All the data should come back exactly as it was given.

-- Record excerpts start --

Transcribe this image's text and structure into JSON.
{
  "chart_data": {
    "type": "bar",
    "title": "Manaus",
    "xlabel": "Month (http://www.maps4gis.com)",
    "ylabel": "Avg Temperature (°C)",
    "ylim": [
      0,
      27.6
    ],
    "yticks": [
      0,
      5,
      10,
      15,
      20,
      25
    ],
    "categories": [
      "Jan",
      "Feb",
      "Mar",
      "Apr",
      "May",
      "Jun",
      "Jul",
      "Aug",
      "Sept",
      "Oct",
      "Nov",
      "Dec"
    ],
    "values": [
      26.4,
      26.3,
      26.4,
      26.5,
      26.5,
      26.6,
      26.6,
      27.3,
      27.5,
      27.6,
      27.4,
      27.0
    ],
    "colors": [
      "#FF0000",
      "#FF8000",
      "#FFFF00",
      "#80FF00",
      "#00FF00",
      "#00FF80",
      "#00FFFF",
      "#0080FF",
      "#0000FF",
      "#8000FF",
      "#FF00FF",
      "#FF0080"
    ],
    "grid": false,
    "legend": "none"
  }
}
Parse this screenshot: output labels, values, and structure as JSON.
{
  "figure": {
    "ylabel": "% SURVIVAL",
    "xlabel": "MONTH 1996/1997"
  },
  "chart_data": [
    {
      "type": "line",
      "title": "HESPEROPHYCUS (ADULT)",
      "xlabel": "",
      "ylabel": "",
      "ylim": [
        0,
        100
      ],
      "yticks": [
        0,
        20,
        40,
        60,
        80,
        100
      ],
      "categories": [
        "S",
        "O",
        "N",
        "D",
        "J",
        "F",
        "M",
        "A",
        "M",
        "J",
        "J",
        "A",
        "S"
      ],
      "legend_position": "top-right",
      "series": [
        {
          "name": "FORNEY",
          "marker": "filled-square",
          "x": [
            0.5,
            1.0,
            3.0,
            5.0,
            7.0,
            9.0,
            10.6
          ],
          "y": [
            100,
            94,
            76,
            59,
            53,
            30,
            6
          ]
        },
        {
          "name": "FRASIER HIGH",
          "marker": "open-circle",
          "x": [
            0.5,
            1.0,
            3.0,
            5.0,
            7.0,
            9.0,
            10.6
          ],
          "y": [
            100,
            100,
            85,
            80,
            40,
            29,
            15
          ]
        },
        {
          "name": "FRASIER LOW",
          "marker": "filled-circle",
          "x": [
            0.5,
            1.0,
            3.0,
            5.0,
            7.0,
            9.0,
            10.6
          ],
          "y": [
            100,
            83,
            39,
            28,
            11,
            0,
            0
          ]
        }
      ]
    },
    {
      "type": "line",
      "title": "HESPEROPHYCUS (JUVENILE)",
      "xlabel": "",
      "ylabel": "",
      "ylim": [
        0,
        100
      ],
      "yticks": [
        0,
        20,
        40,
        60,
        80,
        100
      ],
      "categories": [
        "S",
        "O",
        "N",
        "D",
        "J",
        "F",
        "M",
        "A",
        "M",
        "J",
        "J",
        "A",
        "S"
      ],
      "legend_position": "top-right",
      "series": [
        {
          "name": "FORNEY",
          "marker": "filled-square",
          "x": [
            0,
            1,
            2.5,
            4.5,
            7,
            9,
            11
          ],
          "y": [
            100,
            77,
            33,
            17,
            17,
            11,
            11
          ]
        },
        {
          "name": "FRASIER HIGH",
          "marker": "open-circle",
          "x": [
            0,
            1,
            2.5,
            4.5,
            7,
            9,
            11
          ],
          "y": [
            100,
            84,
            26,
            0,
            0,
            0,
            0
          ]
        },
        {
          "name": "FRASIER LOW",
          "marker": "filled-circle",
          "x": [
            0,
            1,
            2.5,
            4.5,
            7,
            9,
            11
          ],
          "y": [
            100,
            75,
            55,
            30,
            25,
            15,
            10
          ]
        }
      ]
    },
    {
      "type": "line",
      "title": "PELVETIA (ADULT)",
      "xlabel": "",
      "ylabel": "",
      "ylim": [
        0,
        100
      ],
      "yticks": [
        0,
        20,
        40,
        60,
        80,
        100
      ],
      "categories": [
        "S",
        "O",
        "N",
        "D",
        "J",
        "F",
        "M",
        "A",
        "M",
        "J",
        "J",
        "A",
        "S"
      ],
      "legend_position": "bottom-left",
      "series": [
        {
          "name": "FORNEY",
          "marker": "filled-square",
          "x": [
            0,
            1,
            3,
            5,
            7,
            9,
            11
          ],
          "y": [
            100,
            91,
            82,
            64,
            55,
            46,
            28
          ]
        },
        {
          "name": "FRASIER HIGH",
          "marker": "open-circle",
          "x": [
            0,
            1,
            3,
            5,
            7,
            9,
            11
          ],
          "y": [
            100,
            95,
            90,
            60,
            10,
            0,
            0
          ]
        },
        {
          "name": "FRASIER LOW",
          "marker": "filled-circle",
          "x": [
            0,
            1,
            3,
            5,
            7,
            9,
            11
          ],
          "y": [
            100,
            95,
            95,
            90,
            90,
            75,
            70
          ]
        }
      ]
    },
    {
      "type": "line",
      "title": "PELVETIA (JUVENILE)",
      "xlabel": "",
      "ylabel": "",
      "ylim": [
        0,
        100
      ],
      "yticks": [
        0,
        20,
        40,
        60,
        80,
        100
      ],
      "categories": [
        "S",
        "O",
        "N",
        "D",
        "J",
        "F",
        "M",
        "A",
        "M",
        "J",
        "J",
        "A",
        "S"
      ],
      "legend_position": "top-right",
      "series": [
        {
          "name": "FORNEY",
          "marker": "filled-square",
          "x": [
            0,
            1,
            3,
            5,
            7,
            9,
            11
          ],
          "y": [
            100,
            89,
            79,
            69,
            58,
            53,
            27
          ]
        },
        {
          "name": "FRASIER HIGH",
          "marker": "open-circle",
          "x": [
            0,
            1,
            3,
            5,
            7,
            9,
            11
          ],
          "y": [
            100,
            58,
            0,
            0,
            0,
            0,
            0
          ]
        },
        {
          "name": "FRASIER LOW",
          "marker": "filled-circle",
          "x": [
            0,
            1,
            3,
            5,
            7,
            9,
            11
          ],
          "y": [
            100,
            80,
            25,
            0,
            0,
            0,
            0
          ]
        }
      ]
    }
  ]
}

-- Record excerpts end --

> Written answer
Transcribe this image's text and structure into JSON.
{
  "chart_data": {
    "type": "bar",
    "title": "Manaus",
    "xlabel": "Month (http://www.maps4gis.com)",
    "ylabel": "Avg Temperature (°C)",
    "ylim": [
      0,
      27.6
    ],
    "yticks": [
      0,
      5,
      10,
      15,
      20,
      25
    ],
    "categories": [
      "Jan",
      "Feb",
      "Mar",
      "Apr",
      "May",
      "Jun",
      "Jul",
      "Aug",
      "Sept",
      "Oct",
      "Nov",
      "Dec"
    ],
    "values": [
      26.4,
      26.3,
      26.4,
      26.5,
      26.5,
      26.6,
      26.6,
      27.3,
      27.5,
      27.6,
      27.4,
      27.0
    ],
    "colors": [
      "#FF0000",
      "#FF8000",
      "#FFFF00",
      "#80FF00",
      "#00FF00",
      "#00FF80",
      "#00FFFF",
      "#0080FF",
      "#0000FF",
      "#8000FF",
      "#FF00FF",
      "#FF0080"
    ],
    "grid": false,
    "legend": "none"
  }
}
Parse this screenshot: output labels, values, and structure as JSON.
{
  "figure": {
    "ylabel": "% SURVIVAL",
    "xlabel": "MONTH 1996/1997"
  },
  "chart_data": [
    {
      "type": "line",
      "title": "HESPEROPHYCUS (ADULT)",
      "xlabel": "",
      "ylabel": "",
      "ylim": [
        0,
        100
      ],
      "yticks": [
        0,
        20,
        40,
        60,
        80,
        100
      ],
      "categories": [
        "S",
        "O",
        "N",
        "D",
        "J",
        "F",
        "M",
        "A",
        "M",
        "J",
        "J",
        "A",
        "S"
      ],
      "legend_position": "top-right",
      "series": [
        {
          "name": "FORNEY",
          "marker": "filled-square",
          "x": [
            0.5,
            1.0,
            3.0,
            5.0,
            7.0,
            9.0,
            10.6
          ],
          "y": [
            100,
            94,
            76,
            59,
            53,
            30,
            6
          ]
        },
        {
          "name": "FRASIER HIGH",
          "marker": "open-circle",
          "x": [
            0.5,
            1.0,
            3.0,
            5.0,
            7.0,
            9.0,
            10.6
          ],
          "y": [
            100,
            100,
            85,
            80,
            40,
            29,
            15
          ]
        },
        {
          "name": "FRASIER LOW",
          "marker": "filled-circle",
          "x": [
            0.5,
            1.0,
            3.0,
            5.0,
            7.0,
            9.0,
            10.6
          ],
          "y": [
            100,
            83,
            39,
            28,
            11,
            0,
            0
          ]
        }
      ]
    },
    {
      "type": "line",
      "title": "HESPEROPHYCUS (JUVENILE)",
      "xlabel": "",
      "ylabel": "",
      "ylim": [
        0,
        100
      ],
      "yticks": [
        0,
        20,
        40,
        60,
        80,
        100
      ],
      "categories": [
        "S",
        "O",
        "N",
        "D",
        "J",
        "F",
        "M",
        "A",
        "M",
        "J",
        "J",
        "A",
        "S"
      ],
      "legend_position": "top-right",
      "series": [
        {
          "name": "FORNEY",
          "marker": "filled-square",
          "x": [
            0,
            1,
            2.5,
            4.5,
            7,
            9,
            11
          ],
          "y": [
            100,
            77,
            33,
            17,
            17,
            11,
            11
          ]
        },
        {
          "name": "FRASIER HIGH",
          "marker": "open-circle",
          "x": [
            0,
            1,
            2.5,
            4.5,
            7,
            9,
            11
          ],
          "y": [
            100,
            84,
            26,
            0,
            0,
            0,
            0
          ]
        },
        {
          "name": "FRASIER LOW",
          "marker": "filled-circle",
          "x": [
            0,
            1,
            2.5,
            4.5,
            7,
            9,
            11
          ],
          "y": [
            100,
            75,
            55,
            30,
            25,
            15,
            10
          ]
        }
      ]
    },
    {
      "type": "line",
      "title": "PELVETIA (ADULT)",
      "xlabel": "",
      "ylabel": "",
      "ylim": [
        0,
        100
      ],
      "yticks": [
        0,
        20,
        40,
        60,
        80,
        100
      ],
      "categories": [
        "S",
        "O",
        "N",
        "D",
        "J",
        "F",
        "M",
        "A",
        "M",
        "J",
        "J",
        "A",
        "S"
      ],
      "legend_position": "bottom-left",
      "series": [
        {
          "name": "FORNEY",
          "marker": "filled-square",
          "x": [
            0,
            1,
            3,
            5,
            7,
            9,
            11
          ],
          "y": [
            100,
            91,
            82,
            64,
            55,
            46,
            28
          ]
        },
        {
          "name": "FRASIER HIGH",
          "marker": "open-circle",
          "x": [
            0,
            1,
            3,
            5,
            7,
            9,
            11
          ],
          "y": [
            100,
            95,
            90,
            60,
            10,
            0,
            0
          ]
        },
        {
          "name": "FRASIER LOW",
          "marker": "filled-circle",
          "x": [
            0,
            1,
            3,
            5,
            7,
            9,
            11
          ],
          "y": [
            100,
            95,
            95,
            90,
            90,
            75,
            70
          ]
        }
      ]
    },
    {
      "type": "line",
      "title": "PELVETIA (JUVENILE)",
      "xlabel": "",
      "ylabel": "",
      "ylim": [
        0,
        100
      ],
      "yticks": [
        0,
        20,
        40,
        60,
        80,
        100
      ],
      "categories": [
        "S",
        "O",
        "N",
        "D",
        "J",
        "F",
        "M",
        "A",
        "M",
        "J",
        "J",
        "A",
        "S"
      ],
      "legend_position": "top-right",
      "series": [
        {
          "name": "FORNEY",
          "marker": "filled-square",
          "x": [
            0,
            1,
            3,
            5,
            7,
            9,
            11
          ],
          "y": [
            100,
            89,
            79,
            69,
            58,
            53,
            27
          ]
        },
        {
          "name": "FRASIER HIGH",
          "marker": "open-circle",
          "x": [
            0,
            1,
            3,
            5,
            7,
            9,
            11
          ],
          "y": [
            100,
            58,
            0,
            0,
            0,
            0,
            0
          ]
        },
        {
          "name": "FRASIER LOW",
          "marker": "filled-circle",
          "x": [
            0,
            1,
            3,
            5,
            7,
            9,
            11
          ],
          "y": [
            100,
            80,
            25,
            0,
            0,
            0,
            0
          ]
        }
      ]
    }
  ]
}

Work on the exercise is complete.